» TASK TO COMPLETE
In the listing that follows, how many lines contain "small"? Give the number only.

(Items from a figure collection)
◇ ◇ ◇
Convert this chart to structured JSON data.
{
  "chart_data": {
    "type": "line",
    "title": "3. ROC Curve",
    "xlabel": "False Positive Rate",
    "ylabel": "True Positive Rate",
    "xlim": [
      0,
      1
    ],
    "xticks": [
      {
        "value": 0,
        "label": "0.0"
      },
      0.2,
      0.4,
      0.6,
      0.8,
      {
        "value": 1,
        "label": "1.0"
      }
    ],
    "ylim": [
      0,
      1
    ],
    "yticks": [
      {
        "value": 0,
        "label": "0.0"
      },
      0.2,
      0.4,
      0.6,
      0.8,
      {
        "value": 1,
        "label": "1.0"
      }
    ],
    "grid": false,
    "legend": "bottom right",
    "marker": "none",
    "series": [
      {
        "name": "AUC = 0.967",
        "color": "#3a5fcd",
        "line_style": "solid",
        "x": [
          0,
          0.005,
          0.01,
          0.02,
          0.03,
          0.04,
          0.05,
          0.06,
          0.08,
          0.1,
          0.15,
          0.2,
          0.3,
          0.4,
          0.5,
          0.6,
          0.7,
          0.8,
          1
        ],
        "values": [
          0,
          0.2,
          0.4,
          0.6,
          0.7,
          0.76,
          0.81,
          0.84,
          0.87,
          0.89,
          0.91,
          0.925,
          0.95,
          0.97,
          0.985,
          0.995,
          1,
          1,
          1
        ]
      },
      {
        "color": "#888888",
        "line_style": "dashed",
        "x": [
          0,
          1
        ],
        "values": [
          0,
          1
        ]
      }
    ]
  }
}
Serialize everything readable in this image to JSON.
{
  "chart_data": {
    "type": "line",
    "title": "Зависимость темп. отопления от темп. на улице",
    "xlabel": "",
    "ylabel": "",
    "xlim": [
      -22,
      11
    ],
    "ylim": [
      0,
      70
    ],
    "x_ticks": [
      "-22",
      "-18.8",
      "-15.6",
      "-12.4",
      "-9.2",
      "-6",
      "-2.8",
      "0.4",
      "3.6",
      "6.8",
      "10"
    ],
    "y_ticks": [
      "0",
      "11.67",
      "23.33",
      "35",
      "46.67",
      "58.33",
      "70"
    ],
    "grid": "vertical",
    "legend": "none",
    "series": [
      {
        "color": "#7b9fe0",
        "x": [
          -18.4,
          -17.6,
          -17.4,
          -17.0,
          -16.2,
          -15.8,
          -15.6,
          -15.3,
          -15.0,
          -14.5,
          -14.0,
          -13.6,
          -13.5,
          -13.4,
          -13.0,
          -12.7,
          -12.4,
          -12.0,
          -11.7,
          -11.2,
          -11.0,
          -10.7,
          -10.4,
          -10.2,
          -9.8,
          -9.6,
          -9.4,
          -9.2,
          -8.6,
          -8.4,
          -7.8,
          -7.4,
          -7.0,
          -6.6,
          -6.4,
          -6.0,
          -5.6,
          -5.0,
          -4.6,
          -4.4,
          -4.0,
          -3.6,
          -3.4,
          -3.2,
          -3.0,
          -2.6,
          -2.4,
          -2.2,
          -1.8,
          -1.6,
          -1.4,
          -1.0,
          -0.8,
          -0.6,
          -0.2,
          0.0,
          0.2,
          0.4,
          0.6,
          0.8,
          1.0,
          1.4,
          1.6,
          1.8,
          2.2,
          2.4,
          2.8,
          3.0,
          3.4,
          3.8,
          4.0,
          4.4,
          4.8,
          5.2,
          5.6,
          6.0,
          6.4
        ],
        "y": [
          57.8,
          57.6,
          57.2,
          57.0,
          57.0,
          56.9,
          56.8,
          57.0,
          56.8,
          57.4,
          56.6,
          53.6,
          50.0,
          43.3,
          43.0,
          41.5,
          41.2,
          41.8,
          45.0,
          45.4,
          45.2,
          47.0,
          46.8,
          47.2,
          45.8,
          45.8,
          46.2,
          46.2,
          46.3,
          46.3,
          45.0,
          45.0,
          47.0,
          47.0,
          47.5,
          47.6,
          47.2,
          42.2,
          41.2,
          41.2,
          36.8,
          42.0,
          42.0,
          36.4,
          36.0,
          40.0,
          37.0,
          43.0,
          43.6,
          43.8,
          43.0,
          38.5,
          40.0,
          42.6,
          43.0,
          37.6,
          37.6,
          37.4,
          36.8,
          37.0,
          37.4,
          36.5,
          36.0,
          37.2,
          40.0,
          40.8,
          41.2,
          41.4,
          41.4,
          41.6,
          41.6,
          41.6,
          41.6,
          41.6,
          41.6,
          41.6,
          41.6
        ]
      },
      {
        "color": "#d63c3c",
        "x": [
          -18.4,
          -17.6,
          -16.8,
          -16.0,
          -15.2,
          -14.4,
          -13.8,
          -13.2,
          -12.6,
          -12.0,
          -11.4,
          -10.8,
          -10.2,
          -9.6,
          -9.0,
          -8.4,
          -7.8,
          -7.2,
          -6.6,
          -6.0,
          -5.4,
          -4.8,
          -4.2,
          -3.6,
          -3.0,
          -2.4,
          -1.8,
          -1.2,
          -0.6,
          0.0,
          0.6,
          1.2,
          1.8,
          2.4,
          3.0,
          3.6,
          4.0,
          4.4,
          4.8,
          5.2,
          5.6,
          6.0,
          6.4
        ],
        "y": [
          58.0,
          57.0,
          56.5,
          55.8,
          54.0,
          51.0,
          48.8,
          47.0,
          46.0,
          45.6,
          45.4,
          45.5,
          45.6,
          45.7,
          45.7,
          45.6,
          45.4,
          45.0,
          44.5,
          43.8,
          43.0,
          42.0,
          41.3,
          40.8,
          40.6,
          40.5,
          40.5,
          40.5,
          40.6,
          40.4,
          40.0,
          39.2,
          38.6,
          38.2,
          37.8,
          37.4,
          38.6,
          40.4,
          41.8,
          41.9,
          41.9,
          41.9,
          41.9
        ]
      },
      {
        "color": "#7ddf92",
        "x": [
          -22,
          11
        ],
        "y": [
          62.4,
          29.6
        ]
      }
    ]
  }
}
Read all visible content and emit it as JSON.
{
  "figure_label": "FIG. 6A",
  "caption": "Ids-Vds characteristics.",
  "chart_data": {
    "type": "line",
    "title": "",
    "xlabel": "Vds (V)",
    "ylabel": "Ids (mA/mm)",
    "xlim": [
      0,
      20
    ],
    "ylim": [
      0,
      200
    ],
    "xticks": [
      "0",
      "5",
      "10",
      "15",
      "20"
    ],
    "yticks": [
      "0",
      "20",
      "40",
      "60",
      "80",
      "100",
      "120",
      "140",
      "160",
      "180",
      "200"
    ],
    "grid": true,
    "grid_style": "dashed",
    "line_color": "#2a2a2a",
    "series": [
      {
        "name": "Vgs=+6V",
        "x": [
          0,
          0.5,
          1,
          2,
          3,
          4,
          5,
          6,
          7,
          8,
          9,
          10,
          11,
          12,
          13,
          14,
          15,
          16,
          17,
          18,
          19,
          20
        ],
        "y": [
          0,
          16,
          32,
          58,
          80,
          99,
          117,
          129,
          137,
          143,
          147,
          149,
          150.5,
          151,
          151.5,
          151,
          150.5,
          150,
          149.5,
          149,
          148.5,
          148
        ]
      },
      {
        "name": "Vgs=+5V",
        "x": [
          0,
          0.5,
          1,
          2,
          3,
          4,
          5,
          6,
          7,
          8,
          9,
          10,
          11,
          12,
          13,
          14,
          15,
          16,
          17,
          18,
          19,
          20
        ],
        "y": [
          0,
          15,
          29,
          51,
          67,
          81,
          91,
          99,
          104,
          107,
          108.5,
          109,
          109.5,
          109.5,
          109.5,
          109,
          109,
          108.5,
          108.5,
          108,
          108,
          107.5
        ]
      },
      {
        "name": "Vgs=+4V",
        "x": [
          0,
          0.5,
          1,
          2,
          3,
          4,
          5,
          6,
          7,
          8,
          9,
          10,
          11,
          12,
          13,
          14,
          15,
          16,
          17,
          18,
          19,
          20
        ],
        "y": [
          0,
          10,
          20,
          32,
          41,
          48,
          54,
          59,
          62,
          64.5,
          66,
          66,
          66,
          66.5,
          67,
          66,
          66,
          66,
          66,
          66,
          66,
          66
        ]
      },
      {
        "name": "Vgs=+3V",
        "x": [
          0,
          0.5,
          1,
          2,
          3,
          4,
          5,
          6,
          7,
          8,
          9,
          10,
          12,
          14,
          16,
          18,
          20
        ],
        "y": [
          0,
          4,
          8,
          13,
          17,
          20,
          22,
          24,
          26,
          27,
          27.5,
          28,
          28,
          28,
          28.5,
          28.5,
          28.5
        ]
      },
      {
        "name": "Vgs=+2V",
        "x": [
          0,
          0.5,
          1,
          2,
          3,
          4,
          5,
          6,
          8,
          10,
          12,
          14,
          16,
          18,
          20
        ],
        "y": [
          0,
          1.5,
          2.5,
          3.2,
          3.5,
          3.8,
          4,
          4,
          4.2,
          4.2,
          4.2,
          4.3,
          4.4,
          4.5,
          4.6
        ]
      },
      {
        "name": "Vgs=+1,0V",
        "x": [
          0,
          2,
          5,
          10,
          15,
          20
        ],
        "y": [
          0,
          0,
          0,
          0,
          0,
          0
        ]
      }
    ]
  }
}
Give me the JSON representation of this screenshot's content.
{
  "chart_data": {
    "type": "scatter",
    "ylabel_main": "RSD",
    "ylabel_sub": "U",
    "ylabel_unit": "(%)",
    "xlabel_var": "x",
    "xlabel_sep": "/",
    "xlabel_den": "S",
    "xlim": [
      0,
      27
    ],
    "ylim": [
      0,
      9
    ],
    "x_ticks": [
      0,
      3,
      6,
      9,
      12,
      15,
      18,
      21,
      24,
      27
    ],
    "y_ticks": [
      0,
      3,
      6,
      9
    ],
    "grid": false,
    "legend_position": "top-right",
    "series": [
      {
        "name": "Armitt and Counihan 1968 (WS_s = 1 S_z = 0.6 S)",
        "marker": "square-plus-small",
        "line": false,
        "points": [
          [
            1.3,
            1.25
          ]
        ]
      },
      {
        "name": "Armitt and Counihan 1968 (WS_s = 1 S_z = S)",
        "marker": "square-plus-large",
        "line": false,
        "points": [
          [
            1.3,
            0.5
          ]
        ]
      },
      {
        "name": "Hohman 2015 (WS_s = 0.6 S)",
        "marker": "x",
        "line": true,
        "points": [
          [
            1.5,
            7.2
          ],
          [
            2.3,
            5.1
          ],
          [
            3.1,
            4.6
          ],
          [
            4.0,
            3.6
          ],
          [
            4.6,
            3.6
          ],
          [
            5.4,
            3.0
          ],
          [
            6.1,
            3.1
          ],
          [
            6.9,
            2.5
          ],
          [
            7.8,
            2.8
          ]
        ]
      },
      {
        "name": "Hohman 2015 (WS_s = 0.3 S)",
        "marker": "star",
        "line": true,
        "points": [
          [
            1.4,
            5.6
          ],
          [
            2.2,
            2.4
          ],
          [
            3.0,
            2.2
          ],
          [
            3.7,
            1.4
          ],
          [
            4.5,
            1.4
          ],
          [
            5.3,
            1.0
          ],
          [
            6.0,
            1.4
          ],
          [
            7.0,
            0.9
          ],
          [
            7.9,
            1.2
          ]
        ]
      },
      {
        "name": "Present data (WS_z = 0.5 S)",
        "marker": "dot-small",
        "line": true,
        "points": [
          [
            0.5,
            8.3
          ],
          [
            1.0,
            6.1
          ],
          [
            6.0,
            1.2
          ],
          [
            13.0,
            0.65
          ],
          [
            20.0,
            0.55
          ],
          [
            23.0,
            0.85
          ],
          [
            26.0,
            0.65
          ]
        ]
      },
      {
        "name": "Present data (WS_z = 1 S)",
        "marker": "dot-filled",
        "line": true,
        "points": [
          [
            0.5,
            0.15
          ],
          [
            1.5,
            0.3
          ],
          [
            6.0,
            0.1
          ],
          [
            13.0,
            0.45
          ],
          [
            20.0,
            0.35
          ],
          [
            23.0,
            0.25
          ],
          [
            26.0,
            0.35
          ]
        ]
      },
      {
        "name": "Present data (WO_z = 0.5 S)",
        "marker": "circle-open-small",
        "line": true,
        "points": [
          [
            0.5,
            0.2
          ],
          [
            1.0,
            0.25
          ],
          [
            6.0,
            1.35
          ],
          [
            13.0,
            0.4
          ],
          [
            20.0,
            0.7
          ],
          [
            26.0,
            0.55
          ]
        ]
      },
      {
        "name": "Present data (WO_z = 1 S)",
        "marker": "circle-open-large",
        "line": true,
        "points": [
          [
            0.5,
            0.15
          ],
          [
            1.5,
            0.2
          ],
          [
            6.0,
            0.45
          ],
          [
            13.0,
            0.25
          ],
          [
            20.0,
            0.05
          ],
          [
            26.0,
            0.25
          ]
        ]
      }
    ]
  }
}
◇ ◇ ◇
» SOLVED PROBLEM
3